> [Given instruction]: Output the material below in full, exactly as it is.

## Begin Records for this exercise

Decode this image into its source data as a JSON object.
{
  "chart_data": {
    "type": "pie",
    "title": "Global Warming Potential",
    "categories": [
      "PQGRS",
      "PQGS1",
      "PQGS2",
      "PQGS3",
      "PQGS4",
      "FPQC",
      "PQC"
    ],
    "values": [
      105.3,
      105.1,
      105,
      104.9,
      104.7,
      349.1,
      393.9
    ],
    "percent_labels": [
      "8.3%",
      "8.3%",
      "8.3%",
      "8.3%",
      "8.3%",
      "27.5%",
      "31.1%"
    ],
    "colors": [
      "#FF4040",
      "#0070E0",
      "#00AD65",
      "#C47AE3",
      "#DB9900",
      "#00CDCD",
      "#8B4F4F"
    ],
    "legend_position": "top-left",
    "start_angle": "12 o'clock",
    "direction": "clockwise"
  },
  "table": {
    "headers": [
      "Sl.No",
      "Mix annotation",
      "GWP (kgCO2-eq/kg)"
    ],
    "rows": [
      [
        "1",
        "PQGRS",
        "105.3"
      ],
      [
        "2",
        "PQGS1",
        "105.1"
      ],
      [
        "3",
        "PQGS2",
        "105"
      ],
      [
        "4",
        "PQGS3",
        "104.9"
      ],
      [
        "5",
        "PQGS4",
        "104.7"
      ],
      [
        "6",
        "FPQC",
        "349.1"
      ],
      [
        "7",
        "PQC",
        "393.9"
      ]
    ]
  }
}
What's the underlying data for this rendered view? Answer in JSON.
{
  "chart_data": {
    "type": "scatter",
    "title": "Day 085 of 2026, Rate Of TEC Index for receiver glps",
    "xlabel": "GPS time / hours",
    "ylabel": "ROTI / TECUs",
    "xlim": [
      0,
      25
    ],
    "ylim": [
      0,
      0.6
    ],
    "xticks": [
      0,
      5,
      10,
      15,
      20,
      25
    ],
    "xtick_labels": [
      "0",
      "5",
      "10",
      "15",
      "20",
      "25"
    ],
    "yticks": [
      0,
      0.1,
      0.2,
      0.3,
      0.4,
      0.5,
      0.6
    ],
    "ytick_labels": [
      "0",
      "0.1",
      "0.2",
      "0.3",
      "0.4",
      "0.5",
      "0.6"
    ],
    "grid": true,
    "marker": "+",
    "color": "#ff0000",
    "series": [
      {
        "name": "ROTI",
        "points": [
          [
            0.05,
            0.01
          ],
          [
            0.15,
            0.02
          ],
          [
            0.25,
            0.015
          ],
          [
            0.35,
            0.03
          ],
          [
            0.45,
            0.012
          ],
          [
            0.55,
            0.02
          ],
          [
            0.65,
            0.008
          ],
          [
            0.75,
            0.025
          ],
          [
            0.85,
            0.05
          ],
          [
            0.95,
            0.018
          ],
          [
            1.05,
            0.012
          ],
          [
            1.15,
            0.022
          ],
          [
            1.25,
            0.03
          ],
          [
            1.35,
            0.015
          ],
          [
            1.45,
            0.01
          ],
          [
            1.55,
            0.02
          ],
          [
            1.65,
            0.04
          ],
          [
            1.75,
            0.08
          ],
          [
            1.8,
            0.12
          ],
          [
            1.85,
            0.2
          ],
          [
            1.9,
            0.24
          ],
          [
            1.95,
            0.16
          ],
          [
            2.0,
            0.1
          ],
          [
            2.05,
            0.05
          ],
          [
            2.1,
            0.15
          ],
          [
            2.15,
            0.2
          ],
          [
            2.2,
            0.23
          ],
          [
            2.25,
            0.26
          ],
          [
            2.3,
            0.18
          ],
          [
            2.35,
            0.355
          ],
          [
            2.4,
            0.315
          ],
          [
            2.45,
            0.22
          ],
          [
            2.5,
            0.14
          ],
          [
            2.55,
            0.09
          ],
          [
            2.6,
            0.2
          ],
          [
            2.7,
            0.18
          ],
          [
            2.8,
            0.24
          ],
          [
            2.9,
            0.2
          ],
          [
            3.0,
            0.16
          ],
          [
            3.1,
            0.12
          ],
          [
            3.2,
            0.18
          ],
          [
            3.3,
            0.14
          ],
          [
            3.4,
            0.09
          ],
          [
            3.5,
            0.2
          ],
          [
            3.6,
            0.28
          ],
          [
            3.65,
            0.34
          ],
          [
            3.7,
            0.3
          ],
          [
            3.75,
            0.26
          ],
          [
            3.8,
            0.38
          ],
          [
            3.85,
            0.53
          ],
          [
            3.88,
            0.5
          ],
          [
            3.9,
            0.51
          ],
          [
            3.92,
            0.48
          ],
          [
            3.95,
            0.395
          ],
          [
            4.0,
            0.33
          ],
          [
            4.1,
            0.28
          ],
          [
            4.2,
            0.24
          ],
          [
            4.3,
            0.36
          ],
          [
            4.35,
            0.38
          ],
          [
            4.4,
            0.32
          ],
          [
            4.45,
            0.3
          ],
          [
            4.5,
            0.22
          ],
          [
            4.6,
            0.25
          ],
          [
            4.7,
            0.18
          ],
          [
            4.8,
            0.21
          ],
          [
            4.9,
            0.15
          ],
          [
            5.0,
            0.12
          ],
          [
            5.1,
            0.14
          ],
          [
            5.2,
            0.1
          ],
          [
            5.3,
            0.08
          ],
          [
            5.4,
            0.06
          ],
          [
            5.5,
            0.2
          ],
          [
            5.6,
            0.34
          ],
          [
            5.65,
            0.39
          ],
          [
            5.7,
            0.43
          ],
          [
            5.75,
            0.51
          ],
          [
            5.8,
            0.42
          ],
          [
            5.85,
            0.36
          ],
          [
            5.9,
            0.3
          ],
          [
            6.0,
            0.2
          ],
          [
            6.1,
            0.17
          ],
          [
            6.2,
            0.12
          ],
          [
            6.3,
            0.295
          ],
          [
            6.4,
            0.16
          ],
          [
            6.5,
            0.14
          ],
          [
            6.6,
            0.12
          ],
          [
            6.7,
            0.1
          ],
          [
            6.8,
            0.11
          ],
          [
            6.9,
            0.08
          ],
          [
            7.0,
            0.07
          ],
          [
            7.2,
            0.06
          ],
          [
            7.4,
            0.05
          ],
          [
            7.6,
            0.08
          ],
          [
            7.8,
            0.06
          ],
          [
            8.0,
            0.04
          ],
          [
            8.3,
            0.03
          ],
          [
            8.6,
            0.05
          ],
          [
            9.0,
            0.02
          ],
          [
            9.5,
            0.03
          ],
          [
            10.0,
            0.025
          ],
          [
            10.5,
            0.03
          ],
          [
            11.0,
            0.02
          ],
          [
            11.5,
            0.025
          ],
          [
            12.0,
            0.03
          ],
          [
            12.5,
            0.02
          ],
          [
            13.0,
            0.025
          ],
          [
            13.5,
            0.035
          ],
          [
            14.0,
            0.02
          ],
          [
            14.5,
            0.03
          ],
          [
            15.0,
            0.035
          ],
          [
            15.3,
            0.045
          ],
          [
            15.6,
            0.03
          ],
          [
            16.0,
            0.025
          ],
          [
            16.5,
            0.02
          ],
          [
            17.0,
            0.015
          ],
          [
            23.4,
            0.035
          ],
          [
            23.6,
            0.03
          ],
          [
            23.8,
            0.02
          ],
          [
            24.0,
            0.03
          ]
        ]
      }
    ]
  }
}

## End Records for this exercise

> [Exercise result]:
Decode this image into its source data as a JSON object.
{
  "chart_data": {
    "type": "pie",
    "title": "Global Warming Potential",
    "categories": [
      "PQGRS",
      "PQGS1",
      "PQGS2",
      "PQGS3",
      "PQGS4",
      "FPQC",
      "PQC"
    ],
    "values": [
      105.3,
      105.1,
      105,
      104.9,
      104.7,
      349.1,
      393.9
    ],
    "percent_labels": [
      "8.3%",
      "8.3%",
      "8.3%",
      "8.3%",
      "8.3%",
      "27.5%",
      "31.1%"
    ],
    "colors": [
      "#FF4040",
      "#0070E0",
      "#00AD65",
      "#C47AE3",
      "#DB9900",
      "#00CDCD",
      "#8B4F4F"
    ],
    "legend_position": "top-left",
    "start_angle": "12 o'clock",
    "direction": "clockwise"
  },
  "table": {
    "headers": [
      "Sl.No",
      "Mix annotation",
      "GWP (kgCO2-eq/kg)"
    ],
    "rows": [
      [
        "1",
        "PQGRS",
        "105.3"
      ],
      [
        "2",
        "PQGS1",
        "105.1"
      ],
      [
        "3",
        "PQGS2",
        "105"
      ],
      [
        "4",
        "PQGS3",
        "104.9"
      ],
      [
        "5",
        "PQGS4",
        "104.7"
      ],
      [
        "6",
        "FPQC",
        "349.1"
      ],
      [
        "7",
        "PQC",
        "393.9"
      ]
    ]
  }
}
What's the underlying data for this rendered view? Answer in JSON.
{
  "chart_data": {
    "type": "scatter",
    "title": "Day 085 of 2026, Rate Of TEC Index for receiver glps",
    "xlabel": "GPS time / hours",
    "ylabel": "ROTI / TECUs",
    "xlim": [
      0,
      25
    ],
    "ylim": [
      0,
      0.6
    ],
    "xticks": [
      0,
      5,
      10,
      15,
      20,
      25
    ],
    "xtick_labels": [
      "0",
      "5",
      "10",
      "15",
      "20",
      "25"
    ],
    "yticks": [
      0,
      0.1,
      0.2,
      0.3,
      0.4,
      0.5,
      0.6
    ],
    "ytick_labels": [
      "0",
      "0.1",
      "0.2",
      "0.3",
      "0.4",
      "0.5",
      "0.6"
    ],
    "grid": true,
    "marker": "+",
    "color": "#ff0000",
    "series": [
      {
        "name": "ROTI",
        "points": [
          [
            0.05,
            0.01
          ],
          [
            0.15,
            0.02
          ],
          [
            0.25,
            0.015
          ],
          [
            0.35,
            0.03
          ],
          [
            0.45,
            0.012
          ],
          [
            0.55,
            0.02
          ],
          [
            0.65,
            0.008
          ],
          [
            0.75,
            0.025
          ],
          [
            0.85,
            0.05
          ],
          [
            0.95,
            0.018
          ],
          [
            1.05,
            0.012
          ],
          [
            1.15,
            0.022
          ],
          [
            1.25,
            0.03
          ],
          [
            1.35,
            0.015
          ],
          [
            1.45,
            0.01
          ],
          [
            1.55,
            0.02
          ],
          [
            1.65,
            0.04
          ],
          [
            1.75,
            0.08
          ],
          [
            1.8,
            0.12
          ],
          [
            1.85,
            0.2
          ],
          [
            1.9,
            0.24
          ],
          [
            1.95,
            0.16
          ],
          [
            2.0,
            0.1
          ],
          [
            2.05,
            0.05
          ],
          [
            2.1,
            0.15
          ],
          [
            2.15,
            0.2
          ],
          [
            2.2,
            0.23
          ],
          [
            2.25,
            0.26
          ],
          [
            2.3,
            0.18
          ],
          [
            2.35,
            0.355
          ],
          [
            2.4,
            0.315
          ],
          [
            2.45,
            0.22
          ],
          [
            2.5,
            0.14
          ],
          [
            2.55,
            0.09
          ],
          [
            2.6,
            0.2
          ],
          [
            2.7,
            0.18
          ],
          [
            2.8,
            0.24
          ],
          [
            2.9,
            0.2
          ],
          [
            3.0,
            0.16
          ],
          [
            3.1,
            0.12
          ],
          [
            3.2,
            0.18
          ],
          [
            3.3,
            0.14
          ],
          [
            3.4,
            0.09
          ],
          [
            3.5,
            0.2
          ],
          [
            3.6,
            0.28
          ],
          [
            3.65,
            0.34
          ],
          [
            3.7,
            0.3
          ],
          [
            3.75,
            0.26
          ],
          [
            3.8,
            0.38
          ],
          [
            3.85,
            0.53
          ],
          [
            3.88,
            0.5
          ],
          [
            3.9,
            0.51
          ],
          [
            3.92,
            0.48
          ],
          [
            3.95,
            0.395
          ],
          [
            4.0,
            0.33
          ],
          [
            4.1,
            0.28
          ],
          [
            4.2,
            0.24
          ],
          [
            4.3,
            0.36
          ],
          [
            4.35,
            0.38
          ],
          [
            4.4,
            0.32
          ],
          [
            4.45,
            0.3
          ],
          [
            4.5,
            0.22
          ],
          [
            4.6,
            0.25
          ],
          [
            4.7,
            0.18
          ],
          [
            4.8,
            0.21
          ],
          [
            4.9,
            0.15
          ],
          [
            5.0,
            0.12
          ],
          [
            5.1,
            0.14
          ],
          [
            5.2,
            0.1
          ],
          [
            5.3,
            0.08
          ],
          [
            5.4,
            0.06
          ],
          [
            5.5,
            0.2
          ],
          [
            5.6,
            0.34
          ],
          [
            5.65,
            0.39
          ],
          [
            5.7,
            0.43
          ],
          [
            5.75,
            0.51
          ],
          [
            5.8,
            0.42
          ],
          [
            5.85,
            0.36
          ],
          [
            5.9,
            0.3
          ],
          [
            6.0,
            0.2
          ],
          [
            6.1,
            0.17
          ],
          [
            6.2,
            0.12
          ],
          [
            6.3,
            0.295
          ],
          [
            6.4,
            0.16
          ],
          [
            6.5,
            0.14
          ],
          [
            6.6,
            0.12
          ],
          [
            6.7,
            0.1
          ],
          [
            6.8,
            0.11
          ],
          [
            6.9,
            0.08
          ],
          [
            7.0,
            0.07
          ],
          [
            7.2,
            0.06
          ],
          [
            7.4,
            0.05
          ],
          [
            7.6,
            0.08
          ],
          [
            7.8,
            0.06
          ],
          [
            8.0,
            0.04
          ],
          [
            8.3,
            0.03
          ],
          [
            8.6,
            0.05
          ],
          [
            9.0,
            0.02
          ],
          [
            9.5,
            0.03
          ],
          [
            10.0,
            0.025
          ],
          [
            10.5,
            0.03
          ],
          [
            11.0,
            0.02
          ],
          [
            11.5,
            0.025
          ],
          [
            12.0,
            0.03
          ],
          [
            12.5,
            0.02
          ],
          [
            13.0,
            0.025
          ],
          [
            13.5,
            0.035
          ],
          [
            14.0,
            0.02
          ],
          [
            14.5,
            0.03
          ],
          [
            15.0,
            0.035
          ],
          [
            15.3,
            0.045
          ],
          [
            15.6,
            0.03
          ],
          [
            16.0,
            0.025
          ],
          [
            16.5,
            0.02
          ],
          [
            17.0,
            0.015
          ],
          [
            23.4,
            0.035
          ],
          [
            23.6,
            0.03
          ],
          [
            23.8,
            0.02
          ],
          [
            24.0,
            0.03
          ]
        ]
      }
    ]
  }
}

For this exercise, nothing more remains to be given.